■ **Short exercise**:
Exclude the pictures, then repeat the remaining data exactly.

■ **Extracted data**:
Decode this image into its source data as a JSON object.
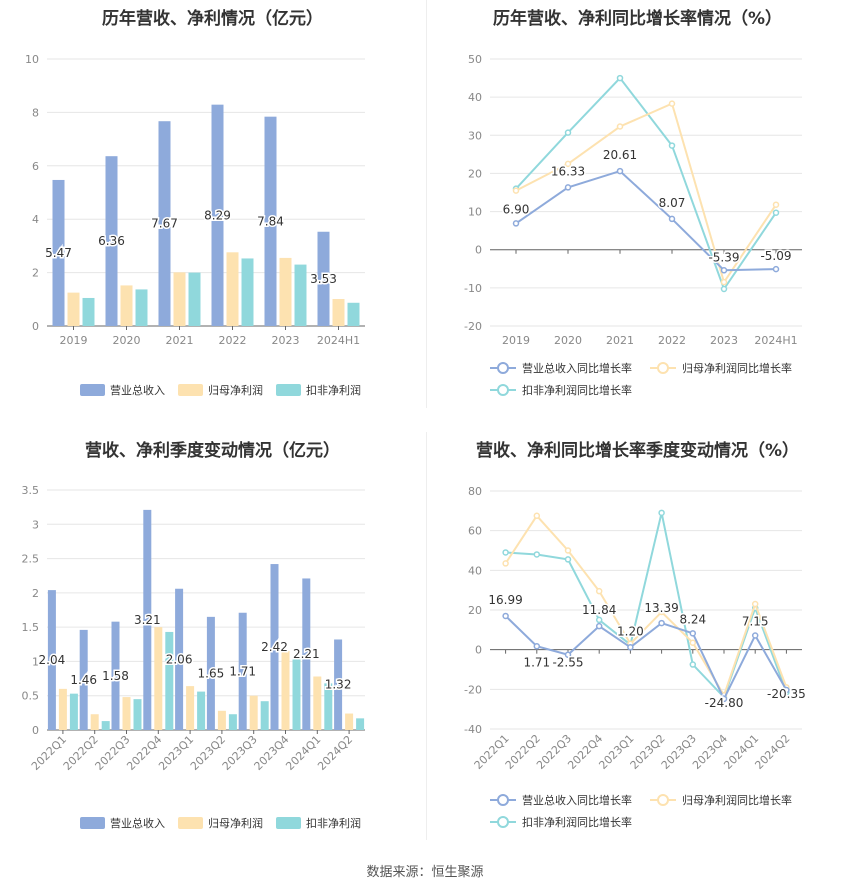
{
  "colors": {
    "revenue": "#8eaadb",
    "net_profit": "#fde2b0",
    "deducted_profit": "#90d8dc",
    "revenue_line": "#8eaadb",
    "net_line": "#fde2b0",
    "deducted_line": "#90d8dc"
  },
  "source": "数据来源：恒生聚源",
  "chart_data": [
    {
      "type": "bar",
      "title": "历年营收、净利情况（亿元）",
      "categories": [
        "2019",
        "2020",
        "2021",
        "2022",
        "2023",
        "2024H1"
      ],
      "ylim": [
        0,
        10
      ],
      "yticks": [
        0,
        2,
        4,
        6,
        8,
        10
      ],
      "series": [
        {
          "name": "营业总收入",
          "values": [
            5.47,
            6.36,
            7.67,
            8.29,
            7.84,
            3.53
          ],
          "labels": [
            "5.47",
            "6.36",
            "7.67",
            "8.29",
            "7.84",
            "3.53"
          ]
        },
        {
          "name": "归母净利润",
          "values": [
            1.25,
            1.52,
            2.01,
            2.76,
            2.55,
            1.01
          ]
        },
        {
          "name": "扣非净利润",
          "values": [
            1.05,
            1.37,
            2.0,
            2.53,
            2.3,
            0.87
          ]
        }
      ]
    },
    {
      "type": "line",
      "title": "历年营收、净利同比增长率情况（%）",
      "categories": [
        "2019",
        "2020",
        "2021",
        "2022",
        "2023",
        "2024H1"
      ],
      "ylim": [
        -20,
        50
      ],
      "yticks": [
        -20,
        -10,
        0,
        10,
        20,
        30,
        40,
        50
      ],
      "series": [
        {
          "name": "营业总收入同比增长率",
          "values": [
            6.9,
            16.33,
            20.61,
            8.07,
            -5.39,
            -5.09
          ],
          "labels": [
            "6.90",
            "16.33",
            "20.61",
            "8.07",
            "-5.39",
            "-5.09"
          ]
        },
        {
          "name": "归母净利润同比增长率",
          "values": [
            15.5,
            22.5,
            32.3,
            38.3,
            -8.5,
            11.8
          ]
        },
        {
          "name": "扣非净利润同比增长率",
          "values": [
            16.0,
            30.7,
            45.0,
            27.3,
            -10.3,
            9.7
          ]
        }
      ]
    },
    {
      "type": "bar",
      "title": "营收、净利季度变动情况（亿元）",
      "categories": [
        "2022Q1",
        "2022Q2",
        "2022Q3",
        "2022Q4",
        "2023Q1",
        "2023Q2",
        "2023Q3",
        "2023Q4",
        "2024Q1",
        "2024Q2"
      ],
      "ylim": [
        0,
        3.5
      ],
      "yticks": [
        0,
        0.5,
        1,
        1.5,
        2,
        2.5,
        3,
        3.5
      ],
      "series": [
        {
          "name": "营业总收入",
          "values": [
            2.04,
            1.46,
            1.58,
            3.21,
            2.06,
            1.65,
            1.71,
            2.42,
            2.21,
            1.32
          ],
          "labels": [
            "2.04",
            "1.46",
            "1.58",
            "3.21",
            "2.06",
            "1.65",
            "1.71",
            "2.42",
            "2.21",
            "1.32"
          ]
        },
        {
          "name": "归母净利润",
          "values": [
            0.6,
            0.23,
            0.48,
            1.5,
            0.64,
            0.28,
            0.5,
            1.15,
            0.78,
            0.24
          ]
        },
        {
          "name": "扣非净利润",
          "values": [
            0.53,
            0.13,
            0.45,
            1.43,
            0.56,
            0.23,
            0.42,
            1.05,
            0.68,
            0.17
          ]
        }
      ]
    },
    {
      "type": "line",
      "title": "营收、净利同比增长率季度变动情况（%）",
      "categories": [
        "2022Q1",
        "2022Q2",
        "2022Q3",
        "2022Q4",
        "2023Q1",
        "2023Q2",
        "2023Q3",
        "2023Q4",
        "2024Q1",
        "2024Q2"
      ],
      "ylim": [
        -40,
        80
      ],
      "yticks": [
        -40,
        -20,
        0,
        20,
        40,
        60,
        80
      ],
      "series": [
        {
          "name": "营业总收入同比增长率",
          "values": [
            16.99,
            1.71,
            -2.55,
            11.84,
            1.2,
            13.39,
            8.24,
            -24.8,
            7.15,
            -20.35
          ],
          "labels": [
            "16.99",
            "1.71",
            "-2.55",
            "11.84",
            "1.20",
            "13.39",
            "8.24",
            "-24.80",
            "7.15",
            "-20.35"
          ]
        },
        {
          "name": "归母净利润同比增长率",
          "values": [
            43.5,
            67.5,
            50.0,
            29.5,
            3.0,
            19.0,
            3.5,
            -23.0,
            23.0,
            -19.0
          ]
        },
        {
          "name": "扣非净利润同比增长率",
          "values": [
            49.0,
            48.0,
            45.5,
            15.0,
            2.5,
            69.0,
            -7.5,
            -24.0,
            21.0,
            -21.5
          ]
        }
      ]
    }
  ]
}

■ **Response to the task**:
Decode this image into its source data as a JSON object.
{
  "colors": {
    "revenue": "#8eaadb",
    "net_profit": "#fde2b0",
    "deducted_profit": "#90d8dc",
    "revenue_line": "#8eaadb",
    "net_line": "#fde2b0",
    "deducted_line": "#90d8dc"
  },
  "source": "数据来源：恒生聚源",
  "chart_data": [
    {
      "type": "bar",
      "title": "历年营收、净利情况（亿元）",
      "categories": [
        "2019",
        "2020",
        "2021",
        "2022",
        "2023",
        "2024H1"
      ],
      "ylim": [
        0,
        10
      ],
      "yticks": [
        0,
        2,
        4,
        6,
        8,
        10
      ],
      "series": [
        {
          "name": "营业总收入",
          "values": [
            5.47,
            6.36,
            7.67,
            8.29,
            7.84,
            3.53
          ],
          "labels": [
            "5.47",
            "6.36",
            "7.67",
            "8.29",
            "7.84",
            "3.53"
          ]
        },
        {
          "name": "归母净利润",
          "values": [
            1.25,
            1.52,
            2.01,
            2.76,
            2.55,
            1.01
          ]
        },
        {
          "name": "扣非净利润",
          "values": [
            1.05,
            1.37,
            2.0,
            2.53,
            2.3,
            0.87
          ]
        }
      ]
    },
    {
      "type": "line",
      "title": "历年营收、净利同比增长率情况（%）",
      "categories": [
        "2019",
        "2020",
        "2021",
        "2022",
        "2023",
        "2024H1"
      ],
      "ylim": [
        -20,
        50
      ],
      "yticks": [
        -20,
        -10,
        0,
        10,
        20,
        30,
        40,
        50
      ],
      "series": [
        {
          "name": "营业总收入同比增长率",
          "values": [
            6.9,
            16.33,
            20.61,
            8.07,
            -5.39,
            -5.09
          ],
          "labels": [
            "6.90",
            "16.33",
            "20.61",
            "8.07",
            "-5.39",
            "-5.09"
          ]
        },
        {
          "name": "归母净利润同比增长率",
          "values": [
            15.5,
            22.5,
            32.3,
            38.3,
            -8.5,
            11.8
          ]
        },
        {
          "name": "扣非净利润同比增长率",
          "values": [
            16.0,
            30.7,
            45.0,
            27.3,
            -10.3,
            9.7
          ]
        }
      ]
    },
    {
      "type": "bar",
      "title": "营收、净利季度变动情况（亿元）",
      "categories": [
        "2022Q1",
        "2022Q2",
        "2022Q3",
        "2022Q4",
        "2023Q1",
        "2023Q2",
        "2023Q3",
        "2023Q4",
        "2024Q1",
        "2024Q2"
      ],
      "ylim": [
        0,
        3.5
      ],
      "yticks": [
        0,
        0.5,
        1,
        1.5,
        2,
        2.5,
        3,
        3.5
      ],
      "series": [
        {
          "name": "营业总收入",
          "values": [
            2.04,
            1.46,
            1.58,
            3.21,
            2.06,
            1.65,
            1.71,
            2.42,
            2.21,
            1.32
          ],
          "labels": [
            "2.04",
            "1.46",
            "1.58",
            "3.21",
            "2.06",
            "1.65",
            "1.71",
            "2.42",
            "2.21",
            "1.32"
          ]
        },
        {
          "name": "归母净利润",
          "values": [
            0.6,
            0.23,
            0.48,
            1.5,
            0.64,
            0.28,
            0.5,
            1.15,
            0.78,
            0.24
          ]
        },
        {
          "name": "扣非净利润",
          "values": [
            0.53,
            0.13,
            0.45,
            1.43,
            0.56,
            0.23,
            0.42,
            1.05,
            0.68,
            0.17
          ]
        }
      ]
    },
    {
      "type": "line",
      "title": "营收、净利同比增长率季度变动情况（%）",
      "categories": [
        "2022Q1",
        "2022Q2",
        "2022Q3",
        "2022Q4",
        "2023Q1",
        "2023Q2",
        "2023Q3",
        "2023Q4",
        "2024Q1",
        "2024Q2"
      ],
      "ylim": [
        -40,
        80
      ],
      "yticks": [
        -40,
        -20,
        0,
        20,
        40,
        60,
        80
      ],
      "series": [
        {
          "name": "营业总收入同比增长率",
          "values": [
            16.99,
            1.71,
            -2.55,
            11.84,
            1.2,
            13.39,
            8.24,
            -24.8,
            7.15,
            -20.35
          ],
          "labels": [
            "16.99",
            "1.71",
            "-2.55",
            "11.84",
            "1.20",
            "13.39",
            "8.24",
            "-24.80",
            "7.15",
            "-20.35"
          ]
        },
        {
          "name": "归母净利润同比增长率",
          "values": [
            43.5,
            67.5,
            50.0,
            29.5,
            3.0,
            19.0,
            3.5,
            -23.0,
            23.0,
            -19.0
          ]
        },
        {
          "name": "扣非净利润同比增长率",
          "values": [
            49.0,
            48.0,
            45.5,
            15.0,
            2.5,
            69.0,
            -7.5,
            -24.0,
            21.0,
            -21.5
          ]
        }
      ]
    }
  ]
}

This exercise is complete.